▸ **Written instruction**: Reproduce the listing below word for word, with no pictures.

Stored entries:
┄┄┄┄┄┄
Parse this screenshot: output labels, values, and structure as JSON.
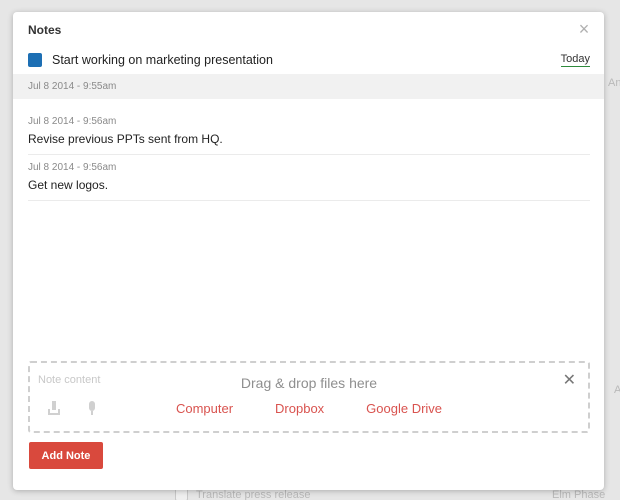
{
  "background": {
    "peek_right_top": "An",
    "peek_right_mid": "A",
    "row_label": "Translate press release",
    "row_right": "Elm Phase An"
  },
  "modal": {
    "title": "Notes",
    "close_icon": "close-icon",
    "task": {
      "name": "Start working on marketing presentation",
      "color": "#1d6fb4",
      "due": "Today"
    },
    "header_timestamp": "Jul 8 2014 - 9:55am",
    "notes": [
      {
        "timestamp": "Jul 8 2014 - 9:56am",
        "text": "Revise previous PPTs sent from HQ."
      },
      {
        "timestamp": "Jul 8 2014 - 9:56am",
        "text": "Get new logos."
      }
    ],
    "composer": {
      "placeholder": "Note content",
      "dropzone_text": "Drag & drop files here",
      "sources": [
        "Computer",
        "Dropbox",
        "Google Drive"
      ]
    },
    "add_button_label": "Add Note"
  }
}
┄┄┄┄┄┄
▸ **Correct output**:
Parse this screenshot: output labels, values, and structure as JSON.
{
  "background": {
    "peek_right_top": "An",
    "peek_right_mid": "A",
    "row_label": "Translate press release",
    "row_right": "Elm Phase An"
  },
  "modal": {
    "title": "Notes",
    "close_icon": "close-icon",
    "task": {
      "name": "Start working on marketing presentation",
      "color": "#1d6fb4",
      "due": "Today"
    },
    "header_timestamp": "Jul 8 2014 - 9:55am",
    "notes": [
      {
        "timestamp": "Jul 8 2014 - 9:56am",
        "text": "Revise previous PPTs sent from HQ."
      },
      {
        "timestamp": "Jul 8 2014 - 9:56am",
        "text": "Get new logos."
      }
    ],
    "composer": {
      "placeholder": "Note content",
      "dropzone_text": "Drag & drop files here",
      "sources": [
        "Computer",
        "Dropbox",
        "Google Drive"
      ]
    },
    "add_button_label": "Add Note"
  }
}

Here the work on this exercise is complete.